_Task description_
Please lay out every line of the records below as a JSON list of strings, one string per line, with blank lines left out.

_Entries supplied_

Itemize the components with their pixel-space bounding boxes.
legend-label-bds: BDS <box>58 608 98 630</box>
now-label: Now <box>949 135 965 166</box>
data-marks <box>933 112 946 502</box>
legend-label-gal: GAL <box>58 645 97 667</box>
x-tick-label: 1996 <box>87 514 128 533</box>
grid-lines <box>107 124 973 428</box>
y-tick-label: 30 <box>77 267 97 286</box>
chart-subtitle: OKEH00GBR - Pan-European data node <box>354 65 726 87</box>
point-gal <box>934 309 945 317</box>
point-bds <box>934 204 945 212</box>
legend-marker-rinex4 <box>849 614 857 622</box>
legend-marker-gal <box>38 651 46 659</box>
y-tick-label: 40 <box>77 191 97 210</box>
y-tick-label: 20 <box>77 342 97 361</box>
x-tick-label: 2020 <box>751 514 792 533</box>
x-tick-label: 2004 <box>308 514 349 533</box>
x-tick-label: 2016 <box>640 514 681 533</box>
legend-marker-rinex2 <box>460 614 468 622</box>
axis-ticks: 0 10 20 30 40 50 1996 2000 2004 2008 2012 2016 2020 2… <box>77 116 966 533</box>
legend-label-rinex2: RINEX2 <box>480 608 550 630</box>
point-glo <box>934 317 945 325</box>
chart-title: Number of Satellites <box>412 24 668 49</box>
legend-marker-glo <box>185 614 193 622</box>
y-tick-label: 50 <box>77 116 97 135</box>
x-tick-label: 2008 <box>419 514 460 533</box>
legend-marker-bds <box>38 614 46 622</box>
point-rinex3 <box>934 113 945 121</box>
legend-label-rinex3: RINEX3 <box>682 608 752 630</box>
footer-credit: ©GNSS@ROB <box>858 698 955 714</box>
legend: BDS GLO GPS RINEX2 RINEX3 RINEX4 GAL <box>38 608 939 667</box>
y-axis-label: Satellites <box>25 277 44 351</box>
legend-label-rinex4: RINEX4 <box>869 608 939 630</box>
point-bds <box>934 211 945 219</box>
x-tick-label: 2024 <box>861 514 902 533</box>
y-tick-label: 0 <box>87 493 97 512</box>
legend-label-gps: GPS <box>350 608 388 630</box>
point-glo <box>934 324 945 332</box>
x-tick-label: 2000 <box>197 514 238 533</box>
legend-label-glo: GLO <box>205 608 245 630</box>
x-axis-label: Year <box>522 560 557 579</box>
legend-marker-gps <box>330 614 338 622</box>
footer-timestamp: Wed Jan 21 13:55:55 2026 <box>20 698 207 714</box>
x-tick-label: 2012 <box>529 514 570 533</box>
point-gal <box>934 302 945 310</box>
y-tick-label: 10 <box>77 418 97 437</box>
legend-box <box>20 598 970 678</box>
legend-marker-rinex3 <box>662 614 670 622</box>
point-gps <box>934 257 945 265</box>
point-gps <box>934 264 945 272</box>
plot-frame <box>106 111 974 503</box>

_Reply_
[
  "Itemize the components with their pixel-space bounding boxes.",
  "legend-label-bds: BDS <box>58 608 98 630</box>",
  "now-label: Now <box>949 135 965 166</box>",
  "data-marks <box>933 112 946 502</box>",
  "legend-label-gal: GAL <box>58 645 97 667</box>",
  "x-tick-label: 1996 <box>87 514 128 533</box>",
  "grid-lines <box>107 124 973 428</box>",
  "y-tick-label: 30 <box>77 267 97 286</box>",
  "chart-subtitle: OKEH00GBR - Pan-European data node <box>354 65 726 87</box>",
  "point-gal <box>934 309 945 317</box>",
  "point-bds <box>934 204 945 212</box>",
  "legend-marker-rinex4 <box>849 614 857 622</box>",
  "legend-marker-gal <box>38 651 46 659</box>",
  "y-tick-label: 40 <box>77 191 97 210</box>",
  "y-tick-label: 20 <box>77 342 97 361</box>",
  "x-tick-label: 2020 <box>751 514 792 533</box>",
  "x-tick-label: 2004 <box>308 514 349 533</box>",
  "x-tick-label: 2016 <box>640 514 681 533</box>",
  "legend-marker-rinex2 <box>460 614 468 622</box>",
  "axis-ticks: 0 10 20 30 40 50 1996 2000 2004 2008 2012 2016 2020 2… <box>77 116 966 533</box>",
  "legend-label-rinex2: RINEX2 <box>480 608 550 630</box>",
  "point-glo <box>934 317 945 325</box>",
  "chart-title: Number of Satellites <box>412 24 668 49</box>",
  "legend-marker-glo <box>185 614 193 622</box>",
  "y-tick-label: 50 <box>77 116 97 135</box>",
  "x-tick-label: 2008 <box>419 514 460 533</box>",
  "legend-marker-bds <box>38 614 46 622</box>",
  "point-rinex3 <box>934 113 945 121</box>",
  "legend-label-rinex3: RINEX3 <box>682 608 752 630</box>",
  "footer-credit: ©GNSS@ROB <box>858 698 955 714</box>",
  "legend: BDS GLO GPS RINEX2 RINEX3 RINEX4 GAL <box>38 608 939 667</box>",
  "y-axis-label: Satellites <box>25 277 44 351</box>",
  "legend-label-rinex4: RINEX4 <box>869 608 939 630</box>",
  "point-bds <box>934 211 945 219</box>",
  "x-tick-label: 2024 <box>861 514 902 533</box>",
  "y-tick-label: 0 <box>87 493 97 512</box>",
  "legend-label-gps: GPS <box>350 608 388 630</box>",
  "point-glo <box>934 324 945 332</box>",
  "x-tick-label: 2000 <box>197 514 238 533</box>",
  "legend-label-glo: GLO <box>205 608 245 630</box>",
  "x-axis-label: Year <box>522 560 557 579</box>",
  "legend-marker-gps <box>330 614 338 622</box>",
  "footer-timestamp: Wed Jan 21 13:55:55 2026 <box>20 698 207 714</box>",
  "x-tick-label: 2012 <box>529 514 570 533</box>",
  "point-gal <box>934 302 945 310</box>",
  "y-tick-label: 10 <box>77 418 97 437</box>",
  "legend-box <box>20 598 970 678</box>",
  "legend-marker-rinex3 <box>662 614 670 622</box>",
  "point-gps <box>934 257 945 265</box>",
  "point-gps <box>934 264 945 272</box>",
  "plot-frame <box>106 111 974 503</box>"
]